What to do: In the records below, swap "kpi-card" for "metric-card" wherever it occurs and leave every other character unchanged. Reproduce the lines without the pictures.

[Region boundary data]
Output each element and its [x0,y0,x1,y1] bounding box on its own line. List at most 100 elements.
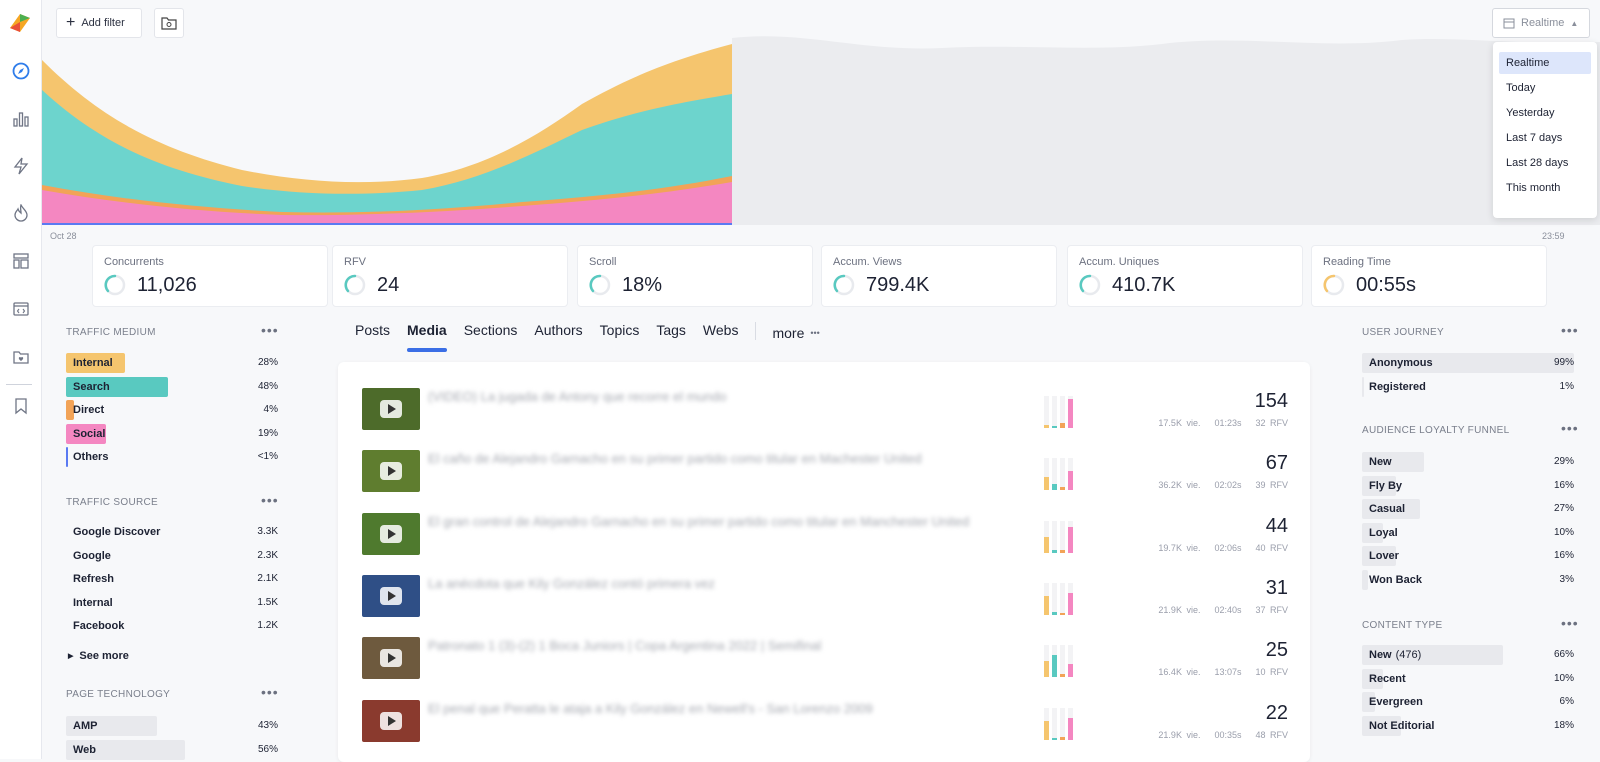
media-thumbnail[interactable] [362,388,420,430]
traffic-source-more-icon[interactable]: ••• [261,492,279,508]
date-option-last-28-days[interactable]: Last 28 days [1499,152,1591,174]
traffic-medium-row[interactable]: Direct 4% [66,400,278,420]
media-thumbnail[interactable] [362,699,420,742]
loyalty-funnel-pct: 10% [1553,526,1574,538]
media-list-item[interactable]: La anécdota que Kily González contó prim… [362,574,1288,637]
page-technology-more-icon[interactable]: ••• [261,684,279,700]
loyalty-funnel-row[interactable]: New 29% [1362,452,1574,472]
tab-webs[interactable]: Webs [703,322,739,344]
page-tech-row[interactable]: Web 56% [66,739,278,760]
media-title[interactable]: Patronato 1 (3)-(2) 1 Boca Juniors | Cop… [428,639,1018,652]
media-thumbnail[interactable] [362,512,420,555]
folder-heart-icon[interactable] [8,344,34,370]
media-meta: 21.9K vie. 00:35s 48 RFV [1158,730,1288,740]
kpi-card[interactable]: Accum. Uniques 410.7K [1067,245,1303,307]
media-time: 02:06s [1214,542,1242,553]
traffic-source-row[interactable]: Refresh 2.1K [66,571,278,589]
traffic-medium-row[interactable]: Others <1% [66,447,278,467]
tab-authors[interactable]: Authors [534,322,582,344]
kpi-card[interactable]: Scroll 18% [577,245,813,307]
tab-posts[interactable]: Posts [355,322,390,344]
compass-icon[interactable] [8,58,34,84]
traffic-medium-more-icon[interactable]: ••• [261,322,279,338]
kpi-card[interactable]: Concurrents 11,026 [92,245,328,307]
see-more-link[interactable]: ▶ See more [68,650,129,662]
content-type-more-icon[interactable]: ••• [1561,615,1579,631]
media-thumbnail[interactable] [362,574,420,617]
date-option-realtime[interactable]: Realtime [1499,52,1591,74]
date-option-yesterday[interactable]: Yesterday [1499,102,1591,124]
media-title[interactable]: (VIDEO) La jugada de Antony que recorre … [428,390,1018,403]
traffic-source-label: Refresh [73,573,114,585]
bookmark-icon[interactable] [8,393,34,419]
user-journey-title: USER JOURNEY [1362,327,1444,338]
page-tech-row[interactable]: AMP 43% [66,716,278,736]
user-journey-row[interactable]: Anonymous 99% [1362,353,1574,373]
date-range-menu: Realtime Today Yesterday Last 7 days Las… [1493,42,1597,218]
date-option-this-month[interactable]: This month [1499,177,1591,199]
bar-chart-icon[interactable] [8,106,34,132]
traffic-medium-row[interactable]: Internal 28% [66,353,278,373]
traffic-medium-row[interactable]: Social 19% [66,423,278,444]
loyalty-funnel-row[interactable]: Casual 27% [1362,499,1574,519]
media-title[interactable]: El penal que Peratta le ataja a Kily Gon… [428,702,1018,715]
media-rfv: 37 RFV [1255,604,1288,615]
tab-more[interactable]: more ••• [772,322,819,344]
media-list-item[interactable]: El gran control de Alejandro Garnacho en… [362,512,1288,575]
folder-icon [161,17,177,30]
date-range-dropdown[interactable]: Realtime ▲ [1492,8,1590,38]
media-views: 21.9K vie. [1158,604,1201,615]
flame-icon[interactable] [8,200,34,226]
traffic-source-label: Facebook [73,620,125,632]
media-value: 22 [1265,701,1288,724]
kpi-card[interactable]: Accum. Views 799.4K [821,245,1057,307]
media-title[interactable]: El gran control de Alejandro Garnacho en… [428,515,1018,528]
media-list-item[interactable]: (VIDEO) La jugada de Antony que recorre … [362,388,1288,450]
media-time: 02:40s [1214,604,1242,615]
date-option-today[interactable]: Today [1499,77,1591,99]
media-list-item[interactable]: Patronato 1 (3)-(2) 1 Boca Juniors | Cop… [362,637,1288,699]
media-title[interactable]: La anécdota que Kily González contó prim… [428,577,1018,590]
media-thumbnail[interactable] [362,450,420,493]
content-type-row[interactable]: Recent 10% [1362,668,1574,689]
traffic-source-row[interactable]: Internal 1.5K [66,595,278,613]
traffic-source-row[interactable]: Google 2.3K [66,548,278,566]
kpi-card[interactable]: Reading Time 00:55s [1311,245,1547,307]
tab-sections[interactable]: Sections [464,322,518,344]
traffic-source-row[interactable]: Google Discover 3.3K [66,524,278,542]
loyalty-funnel-label-text: Fly By [1369,479,1403,492]
user-journey-label-text: Registered [1369,380,1426,393]
media-thumbnail[interactable] [362,637,420,680]
loyalty-funnel-row[interactable]: Lover 16% [1362,546,1574,566]
media-list-item[interactable]: El caño de Alejandro Garnacho en su prim… [362,450,1288,512]
tabs-divider [755,322,757,340]
media-meta: 21.9K vie. 02:40s 37 RFV [1158,605,1288,615]
embed-window-icon[interactable] [8,296,34,322]
media-value: 44 [1265,514,1288,537]
tab-topics[interactable]: Topics [600,322,640,344]
tab-media[interactable]: Media [407,322,447,352]
user-journey-row[interactable]: Registered 1% [1362,376,1574,397]
traffic-source-row[interactable]: Facebook 1.2K [66,618,278,636]
loyalty-funnel-row[interactable]: Won Back 3% [1362,569,1574,590]
date-option-last-7-days[interactable]: Last 7 days [1499,127,1591,149]
traffic-medium-bar [66,447,68,467]
user-journey-more-icon[interactable]: ••• [1561,322,1579,338]
content-type-row[interactable]: Evergreen 6% [1362,692,1574,712]
app-logo[interactable] [6,8,34,36]
loyalty-funnel-row[interactable]: Loyal 10% [1362,522,1574,543]
lightning-icon[interactable] [8,153,34,179]
sidebar-divider [6,384,32,385]
tab-tags[interactable]: Tags [656,322,686,344]
kpi-card[interactable]: RFV 24 [332,245,568,307]
layout-icon[interactable] [8,248,34,274]
content-type-row[interactable]: New (476) 66% [1362,645,1574,665]
content-type-row[interactable]: Not Editorial 18% [1362,715,1574,736]
traffic-medium-row[interactable]: Search 48% [66,376,278,397]
kpi-ring-icon [589,274,611,296]
media-list-item[interactable]: El penal que Peratta le ataja a Kily Gon… [362,699,1288,762]
media-title[interactable]: El caño de Alejandro Garnacho en su prim… [428,452,1018,465]
loyalty-funnel-more-icon[interactable]: ••• [1561,420,1579,436]
loyalty-funnel-row[interactable]: Fly By 16% [1362,475,1574,496]
media-value: 31 [1265,576,1288,599]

Task solution:
Output each element and its [x0,y0,x1,y1] bounding box on its own line. List at most 100 elements.
media-thumbnail[interactable] [362,388,420,430]
traffic-source-more-icon[interactable]: ••• [261,492,279,508]
date-option-last-28-days[interactable]: Last 28 days [1499,152,1591,174]
traffic-medium-row[interactable]: Direct 4% [66,400,278,420]
media-thumbnail[interactable] [362,699,420,742]
loyalty-funnel-pct: 10% [1553,526,1574,538]
media-list-item[interactable]: La anécdota que Kily González contó prim… [362,574,1288,637]
page-technology-more-icon[interactable]: ••• [261,684,279,700]
loyalty-funnel-row[interactable]: New 29% [1362,452,1574,472]
tab-webs[interactable]: Webs [703,322,739,344]
page-tech-row[interactable]: Web 56% [66,739,278,760]
media-title[interactable]: Patronato 1 (3)-(2) 1 Boca Juniors | Cop… [428,639,1018,652]
media-thumbnail[interactable] [362,512,420,555]
folder-heart-icon[interactable] [8,344,34,370]
media-meta: 21.9K vie. 00:35s 48 RFV [1158,730,1288,740]
metric-card[interactable]: Accum. Uniques 410.7K [1067,245,1303,307]
media-time: 02:06s [1214,542,1242,553]
traffic-source-row[interactable]: Refresh 2.1K [66,571,278,589]
traffic-medium-row[interactable]: Others <1% [66,447,278,467]
tab-authors[interactable]: Authors [534,322,582,344]
metric-card[interactable]: Scroll 18% [577,245,813,307]
tab-posts[interactable]: Posts [355,322,390,344]
compass-icon[interactable] [8,58,34,84]
traffic-medium-more-icon[interactable]: ••• [261,322,279,338]
metric-card[interactable]: Concurrents 11,026 [92,245,328,307]
see-more-link[interactable]: ▶ See more [68,650,129,662]
content-type-more-icon[interactable]: ••• [1561,615,1579,631]
media-thumbnail[interactable] [362,574,420,617]
date-option-realtime[interactable]: Realtime [1499,52,1591,74]
date-option-yesterday[interactable]: Yesterday [1499,102,1591,124]
media-title[interactable]: (VIDEO) La jugada de Antony que recorre … [428,390,1018,403]
traffic-source-label: Refresh [73,573,114,585]
bookmark-icon[interactable] [8,393,34,419]
user-journey-title: USER JOURNEY [1362,327,1444,338]
page-tech-row[interactable]: AMP 43% [66,716,278,736]
user-journey-row[interactable]: Anonymous 99% [1362,353,1574,373]
date-range-menu: Realtime Today Yesterday Last 7 days Las… [1493,42,1597,218]
date-option-this-month[interactable]: This month [1499,177,1591,199]
bar-chart-icon[interactable] [8,106,34,132]
traffic-medium-row[interactable]: Internal 28% [66,353,278,373]
traffic-medium-row[interactable]: Social 19% [66,423,278,444]
loyalty-funnel-row[interactable]: Casual 27% [1362,499,1574,519]
media-title[interactable]: El penal que Peratta le ataja a Kily Gon… [428,702,1018,715]
media-rfv: 37 RFV [1255,604,1288,615]
tab-more[interactable]: more ••• [772,322,819,344]
media-list-item[interactable]: El gran control de Alejandro Garnacho en… [362,512,1288,575]
folder-icon [161,17,177,30]
date-range-dropdown[interactable]: Realtime ▲ [1492,8,1590,38]
media-views: 21.9K vie. [1158,604,1201,615]
flame-icon[interactable] [8,200,34,226]
traffic-source-label: Facebook [73,620,125,632]
media-value: 22 [1265,701,1288,724]
metric-card[interactable]: Accum. Views 799.4K [821,245,1057,307]
media-title[interactable]: El gran control de Alejandro Garnacho en… [428,515,1018,528]
media-list-item[interactable]: (VIDEO) La jugada de Antony que recorre … [362,388,1288,450]
media-time: 02:40s [1214,604,1242,615]
date-option-today[interactable]: Today [1499,77,1591,99]
media-list-item[interactable]: Patronato 1 (3)-(2) 1 Boca Juniors | Cop… [362,637,1288,699]
media-title[interactable]: La anécdota que Kily González contó prim… [428,577,1018,590]
media-thumbnail[interactable] [362,450,420,493]
content-type-row[interactable]: Recent 10% [1362,668,1574,689]
traffic-source-row[interactable]: Internal 1.5K [66,595,278,613]
traffic-source-row[interactable]: Google 2.3K [66,548,278,566]
metric-card[interactable]: Reading Time 00:55s [1311,245,1547,307]
tab-sections[interactable]: Sections [464,322,518,344]
traffic-source-row[interactable]: Google Discover 3.3K [66,524,278,542]
loyalty-funnel-label-text: Fly By [1369,479,1403,492]
user-journey-label-text: Registered [1369,380,1426,393]
media-thumbnail[interactable] [362,637,420,680]
loyalty-funnel-row[interactable]: Lover 16% [1362,546,1574,566]
media-list-item[interactable]: El caño de Alejandro Garnacho en su prim… [362,450,1288,512]
tabs-divider [755,322,757,340]
media-meta: 21.9K vie. 02:40s 37 RFV [1158,605,1288,615]
embed-window-icon[interactable] [8,296,34,322]
media-value: 44 [1265,514,1288,537]
tab-topics[interactable]: Topics [600,322,640,344]
tab-media[interactable]: Media [407,322,447,352]
user-journey-row[interactable]: Registered 1% [1362,376,1574,397]
traffic-source-row[interactable]: Facebook 1.2K [66,618,278,636]
loyalty-funnel-row[interactable]: Won Back 3% [1362,569,1574,590]
date-option-last-7-days[interactable]: Last 7 days [1499,127,1591,149]
traffic-medium-bar [66,447,68,467]
user-journey-more-icon[interactable]: ••• [1561,322,1579,338]
content-type-row[interactable]: Evergreen 6% [1362,692,1574,712]
app-logo[interactable] [6,8,34,36]
loyalty-funnel-row[interactable]: Loyal 10% [1362,522,1574,543]
lightning-icon[interactable] [8,153,34,179]
sidebar-divider [6,384,32,385]
tab-tags[interactable]: Tags [656,322,686,344]
metric-card[interactable]: RFV 24 [332,245,568,307]
layout-icon[interactable] [8,248,34,274]
content-type-row[interactable]: New (476) 66% [1362,645,1574,665]
content-type-row[interactable]: Not Editorial 18% [1362,715,1574,736]
traffic-medium-row[interactable]: Search 48% [66,376,278,397]
kpi-ring-icon [589,274,611,296]
media-list-item[interactable]: El penal que Peratta le ataja a Kily Gon… [362,699,1288,762]
media-title[interactable]: El caño de Alejandro Garnacho en su prim… [428,452,1018,465]
loyalty-funnel-more-icon[interactable]: ••• [1561,420,1579,436]
loyalty-funnel-row[interactable]: Fly By 16% [1362,475,1574,496]
media-value: 31 [1265,576,1288,599]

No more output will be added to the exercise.